Write the records below out again exactly as given, with no images.

(Records from a data source)
■ ■ ■ ■
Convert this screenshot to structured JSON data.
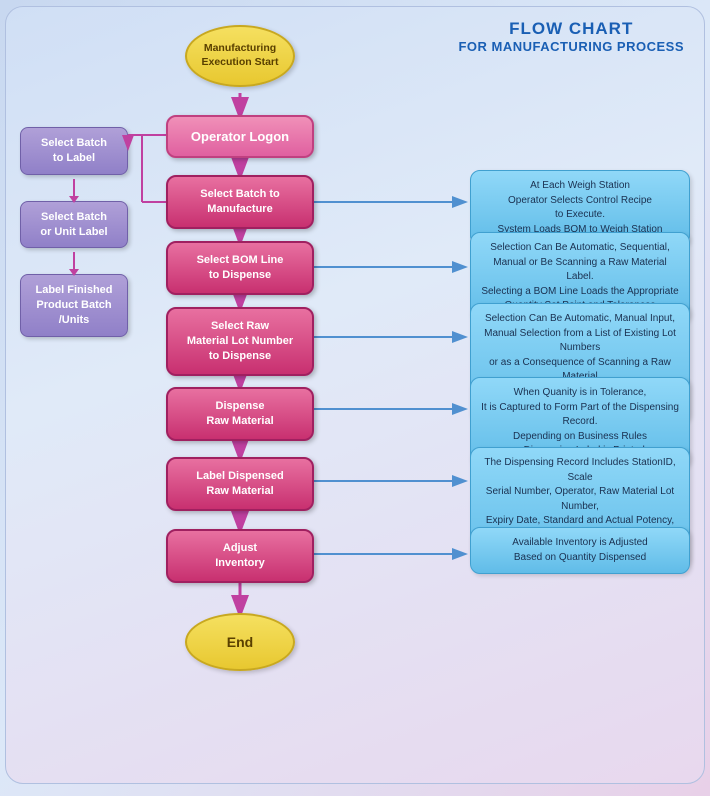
{
  "title": {
    "line1": "FLOW CHART",
    "line2": "FOR MANUFACTURING PROCESS"
  },
  "left_labels": [
    {
      "id": "select-batch-label",
      "text": "Select Batch\nto Label"
    },
    {
      "id": "select-batch-unit-label",
      "text": "Select Batch\nor Unit Label"
    },
    {
      "id": "label-finished-product",
      "text": "Label Finished\nProduct Batch\n/Units"
    }
  ],
  "center_flow": [
    {
      "id": "start-oval",
      "type": "oval",
      "text": "Manufacturing\nExecution Start"
    },
    {
      "id": "operator-logon",
      "type": "logon",
      "text": "Operator Logon"
    },
    {
      "id": "select-batch",
      "type": "rect",
      "text": "Select Batch to\nManufacture"
    },
    {
      "id": "select-bom",
      "type": "rect",
      "text": "Select BOM Line\nto Dispense"
    },
    {
      "id": "select-raw-material",
      "type": "rect",
      "text": "Select Raw\nMaterial Lot Number\nto Dispense"
    },
    {
      "id": "dispense-raw",
      "type": "rect",
      "text": "Dispense\nRaw Material"
    },
    {
      "id": "label-dispensed",
      "type": "rect",
      "text": "Label Dispensed\nRaw Material"
    },
    {
      "id": "adjust-inventory",
      "type": "rect",
      "text": "Adjust\nInventory"
    },
    {
      "id": "end-oval",
      "type": "oval",
      "text": "End"
    }
  ],
  "right_info": [
    {
      "id": "info-select-batch",
      "text": "At Each Weigh Station\nOperator Selects Control Recipe\nto Execute.\nSystem Loads BOM to Weigh Station"
    },
    {
      "id": "info-select-bom",
      "text": "Selection Can Be Automatic, Sequential,\nManual or Be Scanning a Raw Material Label.\nSelecting a BOM Line Loads the Appropriate\nQuantity Set Point and Tolerances"
    },
    {
      "id": "info-select-raw",
      "text": "Selection Can Be Automatic, Manual Input,\nManual Selection from a List of Existing Lot Numbers\nor as a Consequence of Scanning a Raw Material\nLabel, Depending on Configured Business Rules"
    },
    {
      "id": "info-dispense",
      "text": "When Quanity is in Tolerance,\nIt is Captured to Form Part of the Dispensing Record.\nDepending on Business Rules\na Dispensing Label is Printed"
    },
    {
      "id": "info-label",
      "text": "The Dispensing Record Includes StationID, Scale\nSerial Number, Operator, Raw Material Lot Number,\nExpiry Date, Standard and Actual Potency,\nTare Quantity, Nett Quantity, UOM, Date & Time"
    },
    {
      "id": "info-adjust",
      "text": "Available Inventory is Adjusted\nBased on Quantity Dispensed"
    }
  ]
}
■ ■ ■ ■
• _The response_
Convert this screenshot to structured JSON data.
{
  "title": {
    "line1": "FLOW CHART",
    "line2": "FOR MANUFACTURING PROCESS"
  },
  "left_labels": [
    {
      "id": "select-batch-label",
      "text": "Select Batch\nto Label"
    },
    {
      "id": "select-batch-unit-label",
      "text": "Select Batch\nor Unit Label"
    },
    {
      "id": "label-finished-product",
      "text": "Label Finished\nProduct Batch\n/Units"
    }
  ],
  "center_flow": [
    {
      "id": "start-oval",
      "type": "oval",
      "text": "Manufacturing\nExecution Start"
    },
    {
      "id": "operator-logon",
      "type": "logon",
      "text": "Operator Logon"
    },
    {
      "id": "select-batch",
      "type": "rect",
      "text": "Select Batch to\nManufacture"
    },
    {
      "id": "select-bom",
      "type": "rect",
      "text": "Select BOM Line\nto Dispense"
    },
    {
      "id": "select-raw-material",
      "type": "rect",
      "text": "Select Raw\nMaterial Lot Number\nto Dispense"
    },
    {
      "id": "dispense-raw",
      "type": "rect",
      "text": "Dispense\nRaw Material"
    },
    {
      "id": "label-dispensed",
      "type": "rect",
      "text": "Label Dispensed\nRaw Material"
    },
    {
      "id": "adjust-inventory",
      "type": "rect",
      "text": "Adjust\nInventory"
    },
    {
      "id": "end-oval",
      "type": "oval",
      "text": "End"
    }
  ],
  "right_info": [
    {
      "id": "info-select-batch",
      "text": "At Each Weigh Station\nOperator Selects Control Recipe\nto Execute.\nSystem Loads BOM to Weigh Station"
    },
    {
      "id": "info-select-bom",
      "text": "Selection Can Be Automatic, Sequential,\nManual or Be Scanning a Raw Material Label.\nSelecting a BOM Line Loads the Appropriate\nQuantity Set Point and Tolerances"
    },
    {
      "id": "info-select-raw",
      "text": "Selection Can Be Automatic, Manual Input,\nManual Selection from a List of Existing Lot Numbers\nor as a Consequence of Scanning a Raw Material\nLabel, Depending on Configured Business Rules"
    },
    {
      "id": "info-dispense",
      "text": "When Quanity is in Tolerance,\nIt is Captured to Form Part of the Dispensing Record.\nDepending on Business Rules\na Dispensing Label is Printed"
    },
    {
      "id": "info-label",
      "text": "The Dispensing Record Includes StationID, Scale\nSerial Number, Operator, Raw Material Lot Number,\nExpiry Date, Standard and Actual Potency,\nTare Quantity, Nett Quantity, UOM, Date & Time"
    },
    {
      "id": "info-adjust",
      "text": "Available Inventory is Adjusted\nBased on Quantity Dispensed"
    }
  ]
}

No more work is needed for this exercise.